§ **DATASET ENTRIES**:

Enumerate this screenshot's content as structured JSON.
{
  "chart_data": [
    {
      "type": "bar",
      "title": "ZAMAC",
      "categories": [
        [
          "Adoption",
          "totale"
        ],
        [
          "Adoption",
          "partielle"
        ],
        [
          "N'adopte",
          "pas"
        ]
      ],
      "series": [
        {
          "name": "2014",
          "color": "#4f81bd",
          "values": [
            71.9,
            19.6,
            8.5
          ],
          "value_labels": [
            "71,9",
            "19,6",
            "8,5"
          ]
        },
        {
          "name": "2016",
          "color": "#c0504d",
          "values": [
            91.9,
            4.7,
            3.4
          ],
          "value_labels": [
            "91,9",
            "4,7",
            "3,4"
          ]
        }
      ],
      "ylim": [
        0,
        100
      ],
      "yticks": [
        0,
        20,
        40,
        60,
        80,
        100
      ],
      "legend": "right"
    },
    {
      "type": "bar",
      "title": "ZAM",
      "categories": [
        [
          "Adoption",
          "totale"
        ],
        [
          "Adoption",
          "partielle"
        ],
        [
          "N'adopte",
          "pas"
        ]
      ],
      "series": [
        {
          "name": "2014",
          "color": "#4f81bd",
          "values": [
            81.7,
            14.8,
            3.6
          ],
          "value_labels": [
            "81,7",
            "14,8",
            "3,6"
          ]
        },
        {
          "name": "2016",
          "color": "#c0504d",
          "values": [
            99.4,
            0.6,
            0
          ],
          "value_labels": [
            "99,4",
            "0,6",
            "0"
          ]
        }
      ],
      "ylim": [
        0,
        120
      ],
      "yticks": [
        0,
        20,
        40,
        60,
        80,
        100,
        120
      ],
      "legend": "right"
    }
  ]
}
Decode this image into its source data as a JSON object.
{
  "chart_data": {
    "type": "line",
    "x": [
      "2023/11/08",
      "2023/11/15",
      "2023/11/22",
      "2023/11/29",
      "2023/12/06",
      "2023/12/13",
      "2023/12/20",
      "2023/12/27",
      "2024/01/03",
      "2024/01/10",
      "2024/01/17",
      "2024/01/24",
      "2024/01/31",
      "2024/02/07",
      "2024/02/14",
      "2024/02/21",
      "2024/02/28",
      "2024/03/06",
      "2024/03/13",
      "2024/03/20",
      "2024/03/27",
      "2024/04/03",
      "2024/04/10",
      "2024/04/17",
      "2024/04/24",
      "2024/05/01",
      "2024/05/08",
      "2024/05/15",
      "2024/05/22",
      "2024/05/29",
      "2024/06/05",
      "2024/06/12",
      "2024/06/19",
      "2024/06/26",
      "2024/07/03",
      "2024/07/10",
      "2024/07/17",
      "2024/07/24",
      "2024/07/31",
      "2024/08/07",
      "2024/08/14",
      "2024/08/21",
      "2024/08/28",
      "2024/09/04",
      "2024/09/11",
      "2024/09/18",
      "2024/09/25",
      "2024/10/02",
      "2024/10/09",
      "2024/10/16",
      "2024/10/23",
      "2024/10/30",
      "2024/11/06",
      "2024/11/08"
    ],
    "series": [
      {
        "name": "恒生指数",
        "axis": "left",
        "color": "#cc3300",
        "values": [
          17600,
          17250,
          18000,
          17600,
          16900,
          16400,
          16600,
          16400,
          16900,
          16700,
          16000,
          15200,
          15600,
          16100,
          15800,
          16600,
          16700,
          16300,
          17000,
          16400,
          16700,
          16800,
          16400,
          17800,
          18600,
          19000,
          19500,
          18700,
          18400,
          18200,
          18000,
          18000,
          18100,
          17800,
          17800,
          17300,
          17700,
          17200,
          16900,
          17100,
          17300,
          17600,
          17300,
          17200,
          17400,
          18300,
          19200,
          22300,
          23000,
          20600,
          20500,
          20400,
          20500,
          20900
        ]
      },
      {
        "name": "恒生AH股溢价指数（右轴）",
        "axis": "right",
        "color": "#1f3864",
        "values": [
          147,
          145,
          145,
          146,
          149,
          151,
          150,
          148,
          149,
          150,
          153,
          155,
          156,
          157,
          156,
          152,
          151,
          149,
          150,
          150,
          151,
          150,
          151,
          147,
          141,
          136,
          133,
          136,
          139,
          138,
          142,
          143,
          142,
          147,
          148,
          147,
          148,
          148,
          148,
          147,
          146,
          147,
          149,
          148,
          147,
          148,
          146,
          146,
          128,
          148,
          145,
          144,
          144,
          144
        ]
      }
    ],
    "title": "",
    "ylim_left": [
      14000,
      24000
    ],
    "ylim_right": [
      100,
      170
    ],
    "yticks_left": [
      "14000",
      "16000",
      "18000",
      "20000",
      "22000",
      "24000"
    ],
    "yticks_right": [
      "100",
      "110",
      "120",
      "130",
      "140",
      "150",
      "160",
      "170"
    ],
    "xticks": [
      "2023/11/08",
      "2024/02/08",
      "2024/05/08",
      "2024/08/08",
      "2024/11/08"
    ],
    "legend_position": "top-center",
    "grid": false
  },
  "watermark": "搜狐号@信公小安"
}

§ **PROBLEM REQUIREMENTS**: Report each line in the preceding entries that holds the string "this".

§ **COMPLETE OUTPUT**:
Enumerate this screenshot's content as structured JSON.
Decode this image into its source data as a JSON object.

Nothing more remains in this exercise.